#### Task details:
Check every line below for the word "marker" and copy each one that has it.

#### Material shown:
»»

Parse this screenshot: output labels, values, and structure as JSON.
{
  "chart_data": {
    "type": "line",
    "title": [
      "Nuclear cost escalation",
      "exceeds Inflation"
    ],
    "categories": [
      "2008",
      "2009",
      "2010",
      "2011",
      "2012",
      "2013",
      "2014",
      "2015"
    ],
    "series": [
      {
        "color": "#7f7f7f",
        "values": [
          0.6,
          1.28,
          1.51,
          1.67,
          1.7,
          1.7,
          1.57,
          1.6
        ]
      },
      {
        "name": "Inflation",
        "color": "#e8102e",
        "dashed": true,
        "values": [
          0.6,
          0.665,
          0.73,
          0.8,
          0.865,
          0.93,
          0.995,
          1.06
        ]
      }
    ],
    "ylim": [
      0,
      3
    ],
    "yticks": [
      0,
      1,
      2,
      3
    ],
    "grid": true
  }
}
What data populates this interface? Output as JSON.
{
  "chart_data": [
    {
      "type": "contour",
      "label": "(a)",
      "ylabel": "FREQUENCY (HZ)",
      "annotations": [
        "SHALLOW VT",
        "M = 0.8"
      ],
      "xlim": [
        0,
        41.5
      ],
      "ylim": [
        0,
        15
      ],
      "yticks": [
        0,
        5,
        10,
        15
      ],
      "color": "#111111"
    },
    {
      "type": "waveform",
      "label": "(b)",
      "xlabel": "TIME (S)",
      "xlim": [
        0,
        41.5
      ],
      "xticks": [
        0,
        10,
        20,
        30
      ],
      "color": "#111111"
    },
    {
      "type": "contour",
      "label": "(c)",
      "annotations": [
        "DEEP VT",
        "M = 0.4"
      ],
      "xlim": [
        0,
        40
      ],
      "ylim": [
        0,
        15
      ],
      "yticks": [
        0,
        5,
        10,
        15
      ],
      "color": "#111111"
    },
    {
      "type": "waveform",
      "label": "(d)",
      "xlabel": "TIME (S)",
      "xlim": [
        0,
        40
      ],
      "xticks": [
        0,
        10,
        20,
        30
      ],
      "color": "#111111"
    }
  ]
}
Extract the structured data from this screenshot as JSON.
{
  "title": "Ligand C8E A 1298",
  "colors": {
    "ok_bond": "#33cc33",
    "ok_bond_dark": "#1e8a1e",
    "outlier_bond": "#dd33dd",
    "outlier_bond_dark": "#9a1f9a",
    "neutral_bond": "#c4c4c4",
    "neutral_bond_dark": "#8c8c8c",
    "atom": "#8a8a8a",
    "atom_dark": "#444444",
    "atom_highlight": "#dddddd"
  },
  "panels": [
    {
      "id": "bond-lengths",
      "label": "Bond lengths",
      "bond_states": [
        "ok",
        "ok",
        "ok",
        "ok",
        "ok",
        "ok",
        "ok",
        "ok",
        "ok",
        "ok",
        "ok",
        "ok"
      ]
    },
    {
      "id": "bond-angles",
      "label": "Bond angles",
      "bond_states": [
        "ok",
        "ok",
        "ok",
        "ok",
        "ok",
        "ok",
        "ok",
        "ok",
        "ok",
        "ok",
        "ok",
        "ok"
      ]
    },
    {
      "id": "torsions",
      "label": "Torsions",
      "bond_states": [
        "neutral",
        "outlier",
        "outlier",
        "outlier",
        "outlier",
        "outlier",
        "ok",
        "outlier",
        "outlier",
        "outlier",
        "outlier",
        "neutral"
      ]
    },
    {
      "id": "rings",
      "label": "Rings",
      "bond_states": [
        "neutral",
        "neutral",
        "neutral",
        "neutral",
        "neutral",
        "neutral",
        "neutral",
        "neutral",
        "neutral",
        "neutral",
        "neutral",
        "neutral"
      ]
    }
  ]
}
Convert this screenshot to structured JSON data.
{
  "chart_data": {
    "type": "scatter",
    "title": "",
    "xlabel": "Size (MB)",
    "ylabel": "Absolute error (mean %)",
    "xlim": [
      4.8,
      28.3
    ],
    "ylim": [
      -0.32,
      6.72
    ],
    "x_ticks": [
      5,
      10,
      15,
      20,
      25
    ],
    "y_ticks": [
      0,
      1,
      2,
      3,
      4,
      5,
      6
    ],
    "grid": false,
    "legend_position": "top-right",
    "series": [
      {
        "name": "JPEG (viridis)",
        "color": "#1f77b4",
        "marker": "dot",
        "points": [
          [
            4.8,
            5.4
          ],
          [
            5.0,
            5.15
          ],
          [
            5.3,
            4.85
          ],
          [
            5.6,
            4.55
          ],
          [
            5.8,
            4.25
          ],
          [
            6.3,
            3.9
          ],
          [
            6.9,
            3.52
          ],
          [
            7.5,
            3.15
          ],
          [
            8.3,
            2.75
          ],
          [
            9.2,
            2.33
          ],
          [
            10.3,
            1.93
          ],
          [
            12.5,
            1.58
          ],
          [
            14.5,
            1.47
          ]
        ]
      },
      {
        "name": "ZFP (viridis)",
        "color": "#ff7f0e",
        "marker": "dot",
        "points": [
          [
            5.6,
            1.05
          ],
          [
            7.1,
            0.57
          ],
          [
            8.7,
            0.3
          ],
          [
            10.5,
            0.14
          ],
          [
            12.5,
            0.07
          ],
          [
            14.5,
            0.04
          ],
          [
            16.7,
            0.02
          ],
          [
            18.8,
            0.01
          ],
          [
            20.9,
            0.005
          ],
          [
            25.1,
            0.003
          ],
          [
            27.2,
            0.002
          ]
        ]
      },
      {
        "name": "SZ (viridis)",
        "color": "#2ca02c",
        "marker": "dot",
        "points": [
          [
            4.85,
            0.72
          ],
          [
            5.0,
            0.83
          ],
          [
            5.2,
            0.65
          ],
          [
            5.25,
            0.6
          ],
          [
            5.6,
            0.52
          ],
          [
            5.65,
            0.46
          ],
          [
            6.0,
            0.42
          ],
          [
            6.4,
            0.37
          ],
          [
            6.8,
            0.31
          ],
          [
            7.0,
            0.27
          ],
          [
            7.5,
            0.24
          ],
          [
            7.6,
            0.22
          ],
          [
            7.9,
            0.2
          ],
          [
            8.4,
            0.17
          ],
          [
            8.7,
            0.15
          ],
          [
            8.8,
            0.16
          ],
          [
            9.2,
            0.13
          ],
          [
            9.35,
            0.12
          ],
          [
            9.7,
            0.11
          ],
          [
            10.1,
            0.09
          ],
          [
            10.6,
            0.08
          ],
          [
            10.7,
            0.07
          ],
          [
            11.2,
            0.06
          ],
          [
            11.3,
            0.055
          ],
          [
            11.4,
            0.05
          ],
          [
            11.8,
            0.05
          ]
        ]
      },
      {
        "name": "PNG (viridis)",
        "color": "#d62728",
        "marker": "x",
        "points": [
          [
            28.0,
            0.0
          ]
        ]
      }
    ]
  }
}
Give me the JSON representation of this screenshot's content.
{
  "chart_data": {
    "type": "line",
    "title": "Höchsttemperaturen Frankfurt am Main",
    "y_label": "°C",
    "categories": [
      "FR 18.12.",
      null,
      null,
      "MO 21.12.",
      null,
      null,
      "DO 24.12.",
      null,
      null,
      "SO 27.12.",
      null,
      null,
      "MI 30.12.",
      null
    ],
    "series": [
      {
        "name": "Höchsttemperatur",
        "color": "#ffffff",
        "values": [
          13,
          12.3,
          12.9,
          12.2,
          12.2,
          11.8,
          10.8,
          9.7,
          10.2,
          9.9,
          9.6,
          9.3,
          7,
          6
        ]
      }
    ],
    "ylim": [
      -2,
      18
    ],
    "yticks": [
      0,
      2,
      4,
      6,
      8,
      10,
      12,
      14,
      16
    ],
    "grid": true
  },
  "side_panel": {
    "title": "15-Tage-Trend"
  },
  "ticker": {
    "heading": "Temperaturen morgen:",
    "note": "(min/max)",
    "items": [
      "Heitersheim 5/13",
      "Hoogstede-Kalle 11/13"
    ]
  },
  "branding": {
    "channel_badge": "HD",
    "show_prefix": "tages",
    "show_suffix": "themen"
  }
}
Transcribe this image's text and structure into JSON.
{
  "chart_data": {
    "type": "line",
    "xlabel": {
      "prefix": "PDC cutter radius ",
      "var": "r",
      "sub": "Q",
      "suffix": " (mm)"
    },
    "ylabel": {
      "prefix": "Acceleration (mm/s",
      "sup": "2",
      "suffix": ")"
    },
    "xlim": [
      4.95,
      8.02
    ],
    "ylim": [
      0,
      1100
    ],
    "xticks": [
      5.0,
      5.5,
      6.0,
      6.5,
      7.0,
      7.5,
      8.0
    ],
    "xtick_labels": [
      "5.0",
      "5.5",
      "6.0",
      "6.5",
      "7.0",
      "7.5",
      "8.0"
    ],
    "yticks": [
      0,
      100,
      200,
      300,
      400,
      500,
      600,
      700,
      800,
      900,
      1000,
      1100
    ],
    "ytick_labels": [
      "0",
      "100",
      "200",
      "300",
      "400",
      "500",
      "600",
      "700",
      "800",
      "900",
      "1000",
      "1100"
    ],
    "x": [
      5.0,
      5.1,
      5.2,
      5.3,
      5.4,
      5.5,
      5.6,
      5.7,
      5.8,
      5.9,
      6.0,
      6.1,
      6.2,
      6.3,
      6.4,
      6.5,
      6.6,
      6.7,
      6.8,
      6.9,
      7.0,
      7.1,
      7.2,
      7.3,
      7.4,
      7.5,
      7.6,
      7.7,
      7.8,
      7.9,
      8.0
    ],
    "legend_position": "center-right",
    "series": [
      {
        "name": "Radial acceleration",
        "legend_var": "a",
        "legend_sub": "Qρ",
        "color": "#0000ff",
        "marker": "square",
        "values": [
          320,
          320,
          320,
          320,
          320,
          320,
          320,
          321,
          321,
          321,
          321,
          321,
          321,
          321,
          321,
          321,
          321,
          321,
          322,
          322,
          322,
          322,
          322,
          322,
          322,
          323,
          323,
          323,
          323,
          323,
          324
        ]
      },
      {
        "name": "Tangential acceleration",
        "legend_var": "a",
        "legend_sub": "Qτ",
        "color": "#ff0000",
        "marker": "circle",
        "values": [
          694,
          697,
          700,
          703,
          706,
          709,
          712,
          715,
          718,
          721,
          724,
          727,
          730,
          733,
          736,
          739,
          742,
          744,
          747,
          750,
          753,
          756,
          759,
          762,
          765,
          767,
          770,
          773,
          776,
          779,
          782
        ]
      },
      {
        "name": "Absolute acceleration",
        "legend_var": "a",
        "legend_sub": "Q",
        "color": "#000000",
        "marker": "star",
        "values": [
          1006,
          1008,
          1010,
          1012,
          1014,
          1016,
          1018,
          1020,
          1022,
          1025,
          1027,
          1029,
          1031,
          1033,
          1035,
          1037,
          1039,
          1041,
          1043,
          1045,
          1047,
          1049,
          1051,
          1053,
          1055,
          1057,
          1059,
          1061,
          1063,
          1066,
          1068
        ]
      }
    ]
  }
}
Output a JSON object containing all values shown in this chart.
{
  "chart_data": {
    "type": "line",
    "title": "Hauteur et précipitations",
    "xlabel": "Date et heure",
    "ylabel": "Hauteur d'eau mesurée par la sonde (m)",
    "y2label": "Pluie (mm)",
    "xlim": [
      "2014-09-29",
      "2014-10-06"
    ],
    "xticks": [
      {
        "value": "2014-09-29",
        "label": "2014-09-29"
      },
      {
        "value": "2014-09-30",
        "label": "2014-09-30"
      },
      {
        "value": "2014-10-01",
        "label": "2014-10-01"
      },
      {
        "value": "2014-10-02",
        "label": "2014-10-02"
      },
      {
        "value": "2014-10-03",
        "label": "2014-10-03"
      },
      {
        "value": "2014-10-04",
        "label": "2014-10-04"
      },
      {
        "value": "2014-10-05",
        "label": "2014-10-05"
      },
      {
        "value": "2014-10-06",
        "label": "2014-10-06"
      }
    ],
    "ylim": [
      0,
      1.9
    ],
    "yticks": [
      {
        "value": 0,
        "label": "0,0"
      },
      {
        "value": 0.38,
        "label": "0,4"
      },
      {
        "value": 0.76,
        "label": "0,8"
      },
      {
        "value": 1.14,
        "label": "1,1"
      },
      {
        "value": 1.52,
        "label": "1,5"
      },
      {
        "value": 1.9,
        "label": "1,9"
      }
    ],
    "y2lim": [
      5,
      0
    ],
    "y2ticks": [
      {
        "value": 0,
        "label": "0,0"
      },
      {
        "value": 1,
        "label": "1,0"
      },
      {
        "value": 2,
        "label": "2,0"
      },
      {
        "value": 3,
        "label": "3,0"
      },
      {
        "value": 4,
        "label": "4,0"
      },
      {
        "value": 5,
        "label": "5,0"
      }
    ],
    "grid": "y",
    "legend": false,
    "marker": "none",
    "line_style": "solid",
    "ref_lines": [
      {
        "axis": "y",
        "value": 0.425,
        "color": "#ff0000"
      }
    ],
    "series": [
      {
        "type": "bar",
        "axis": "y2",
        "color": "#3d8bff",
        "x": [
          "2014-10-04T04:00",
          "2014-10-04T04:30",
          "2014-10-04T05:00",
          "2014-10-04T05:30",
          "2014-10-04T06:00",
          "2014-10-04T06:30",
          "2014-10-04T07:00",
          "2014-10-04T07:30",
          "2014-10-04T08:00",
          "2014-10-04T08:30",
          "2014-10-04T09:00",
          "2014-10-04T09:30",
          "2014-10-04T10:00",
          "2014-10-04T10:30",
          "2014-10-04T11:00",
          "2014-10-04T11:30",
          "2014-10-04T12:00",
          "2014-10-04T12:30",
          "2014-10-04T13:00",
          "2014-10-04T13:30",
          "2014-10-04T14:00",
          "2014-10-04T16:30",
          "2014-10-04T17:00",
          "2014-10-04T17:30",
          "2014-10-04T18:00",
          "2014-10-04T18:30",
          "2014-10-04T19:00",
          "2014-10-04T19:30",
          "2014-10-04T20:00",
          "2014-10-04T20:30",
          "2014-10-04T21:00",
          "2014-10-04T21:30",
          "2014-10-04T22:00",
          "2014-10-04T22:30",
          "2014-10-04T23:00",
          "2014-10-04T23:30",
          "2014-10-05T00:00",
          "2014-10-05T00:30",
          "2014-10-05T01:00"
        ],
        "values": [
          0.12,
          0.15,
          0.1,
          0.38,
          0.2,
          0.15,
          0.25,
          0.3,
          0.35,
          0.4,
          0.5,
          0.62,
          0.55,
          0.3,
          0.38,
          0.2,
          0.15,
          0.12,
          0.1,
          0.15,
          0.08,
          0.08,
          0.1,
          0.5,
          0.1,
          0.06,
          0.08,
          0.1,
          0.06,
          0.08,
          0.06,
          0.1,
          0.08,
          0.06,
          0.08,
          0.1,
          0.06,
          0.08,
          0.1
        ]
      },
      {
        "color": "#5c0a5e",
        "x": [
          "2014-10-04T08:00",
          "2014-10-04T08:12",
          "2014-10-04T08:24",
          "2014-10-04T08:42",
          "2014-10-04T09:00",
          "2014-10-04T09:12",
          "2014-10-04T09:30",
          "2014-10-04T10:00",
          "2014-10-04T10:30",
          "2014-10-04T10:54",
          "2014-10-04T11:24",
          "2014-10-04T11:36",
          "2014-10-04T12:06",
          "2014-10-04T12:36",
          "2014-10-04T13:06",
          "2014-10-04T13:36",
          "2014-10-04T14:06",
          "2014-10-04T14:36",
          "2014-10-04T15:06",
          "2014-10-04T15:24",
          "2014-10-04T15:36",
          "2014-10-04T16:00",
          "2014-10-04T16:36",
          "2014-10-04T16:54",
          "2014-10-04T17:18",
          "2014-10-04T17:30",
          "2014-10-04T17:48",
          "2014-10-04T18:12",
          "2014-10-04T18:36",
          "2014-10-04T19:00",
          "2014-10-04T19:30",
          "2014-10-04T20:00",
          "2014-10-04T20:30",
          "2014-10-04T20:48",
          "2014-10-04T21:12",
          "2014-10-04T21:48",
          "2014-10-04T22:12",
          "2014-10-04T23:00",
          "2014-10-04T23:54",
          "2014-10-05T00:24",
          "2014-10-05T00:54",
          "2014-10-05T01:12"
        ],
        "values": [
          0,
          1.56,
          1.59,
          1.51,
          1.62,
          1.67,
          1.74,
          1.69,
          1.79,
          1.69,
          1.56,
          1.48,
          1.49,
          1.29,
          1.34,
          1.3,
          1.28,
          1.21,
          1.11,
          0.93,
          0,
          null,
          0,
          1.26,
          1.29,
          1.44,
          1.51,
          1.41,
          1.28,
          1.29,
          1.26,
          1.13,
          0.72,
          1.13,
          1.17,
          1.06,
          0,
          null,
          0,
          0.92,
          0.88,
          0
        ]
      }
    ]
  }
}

««

#### Answer to this task:
        "marker": "dot",
        "marker": "dot",
        "marker": "dot",
        "marker": "x",
        "marker": "square",
        "marker": "circle",
        "marker": "star",
    "marker": "none",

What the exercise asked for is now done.